- To be done -
Each record below must be returned exactly as shown.

- Provided records -
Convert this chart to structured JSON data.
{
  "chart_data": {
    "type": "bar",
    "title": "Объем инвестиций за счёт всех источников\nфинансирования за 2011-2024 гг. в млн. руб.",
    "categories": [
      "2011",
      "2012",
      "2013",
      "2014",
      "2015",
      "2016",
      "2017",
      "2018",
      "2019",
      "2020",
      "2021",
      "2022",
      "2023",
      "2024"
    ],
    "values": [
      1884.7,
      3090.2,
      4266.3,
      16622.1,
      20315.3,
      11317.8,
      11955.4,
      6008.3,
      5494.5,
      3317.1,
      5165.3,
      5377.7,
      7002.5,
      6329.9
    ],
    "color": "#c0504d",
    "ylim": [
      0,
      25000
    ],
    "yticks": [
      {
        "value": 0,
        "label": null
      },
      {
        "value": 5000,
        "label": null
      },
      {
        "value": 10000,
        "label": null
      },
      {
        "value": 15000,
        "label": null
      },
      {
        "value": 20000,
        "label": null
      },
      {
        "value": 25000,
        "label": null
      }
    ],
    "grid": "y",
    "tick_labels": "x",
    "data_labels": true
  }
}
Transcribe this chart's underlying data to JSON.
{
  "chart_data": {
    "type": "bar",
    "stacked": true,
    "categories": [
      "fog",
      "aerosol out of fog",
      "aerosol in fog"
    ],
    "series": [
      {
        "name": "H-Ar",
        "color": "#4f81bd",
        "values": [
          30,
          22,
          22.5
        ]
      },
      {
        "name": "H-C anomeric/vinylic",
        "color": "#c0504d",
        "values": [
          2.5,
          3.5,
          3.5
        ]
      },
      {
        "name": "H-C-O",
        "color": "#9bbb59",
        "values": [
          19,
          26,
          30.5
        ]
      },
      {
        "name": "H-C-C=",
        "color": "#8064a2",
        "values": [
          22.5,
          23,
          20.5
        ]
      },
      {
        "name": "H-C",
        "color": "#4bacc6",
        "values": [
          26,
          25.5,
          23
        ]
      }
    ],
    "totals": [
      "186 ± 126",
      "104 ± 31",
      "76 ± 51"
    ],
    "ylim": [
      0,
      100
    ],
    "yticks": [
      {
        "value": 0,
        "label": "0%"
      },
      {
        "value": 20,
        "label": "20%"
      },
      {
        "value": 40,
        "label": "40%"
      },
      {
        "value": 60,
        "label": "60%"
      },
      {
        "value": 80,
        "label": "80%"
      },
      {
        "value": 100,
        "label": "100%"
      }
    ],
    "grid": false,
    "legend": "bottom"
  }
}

- The completed task -
Convert this chart to structured JSON data.
{
  "chart_data": {
    "type": "bar",
    "title": "Объем инвестиций за счёт всех источников\nфинансирования за 2011-2024 гг. в млн. руб.",
    "categories": [
      "2011",
      "2012",
      "2013",
      "2014",
      "2015",
      "2016",
      "2017",
      "2018",
      "2019",
      "2020",
      "2021",
      "2022",
      "2023",
      "2024"
    ],
    "values": [
      1884.7,
      3090.2,
      4266.3,
      16622.1,
      20315.3,
      11317.8,
      11955.4,
      6008.3,
      5494.5,
      3317.1,
      5165.3,
      5377.7,
      7002.5,
      6329.9
    ],
    "color": "#c0504d",
    "ylim": [
      0,
      25000
    ],
    "yticks": [
      {
        "value": 0,
        "label": null
      },
      {
        "value": 5000,
        "label": null
      },
      {
        "value": 10000,
        "label": null
      },
      {
        "value": 15000,
        "label": null
      },
      {
        "value": 20000,
        "label": null
      },
      {
        "value": 25000,
        "label": null
      }
    ],
    "grid": "y",
    "tick_labels": "x",
    "data_labels": true
  }
}
Transcribe this chart's underlying data to JSON.
{
  "chart_data": {
    "type": "bar",
    "stacked": true,
    "categories": [
      "fog",
      "aerosol out of fog",
      "aerosol in fog"
    ],
    "series": [
      {
        "name": "H-Ar",
        "color": "#4f81bd",
        "values": [
          30,
          22,
          22.5
        ]
      },
      {
        "name": "H-C anomeric/vinylic",
        "color": "#c0504d",
        "values": [
          2.5,
          3.5,
          3.5
        ]
      },
      {
        "name": "H-C-O",
        "color": "#9bbb59",
        "values": [
          19,
          26,
          30.5
        ]
      },
      {
        "name": "H-C-C=",
        "color": "#8064a2",
        "values": [
          22.5,
          23,
          20.5
        ]
      },
      {
        "name": "H-C",
        "color": "#4bacc6",
        "values": [
          26,
          25.5,
          23
        ]
      }
    ],
    "totals": [
      "186 ± 126",
      "104 ± 31",
      "76 ± 51"
    ],
    "ylim": [
      0,
      100
    ],
    "yticks": [
      {
        "value": 0,
        "label": "0%"
      },
      {
        "value": 20,
        "label": "20%"
      },
      {
        "value": 40,
        "label": "40%"
      },
      {
        "value": 60,
        "label": "60%"
      },
      {
        "value": 80,
        "label": "80%"
      },
      {
        "value": 100,
        "label": "100%"
      }
    ],
    "grid": false,
    "legend": "bottom"
  }
}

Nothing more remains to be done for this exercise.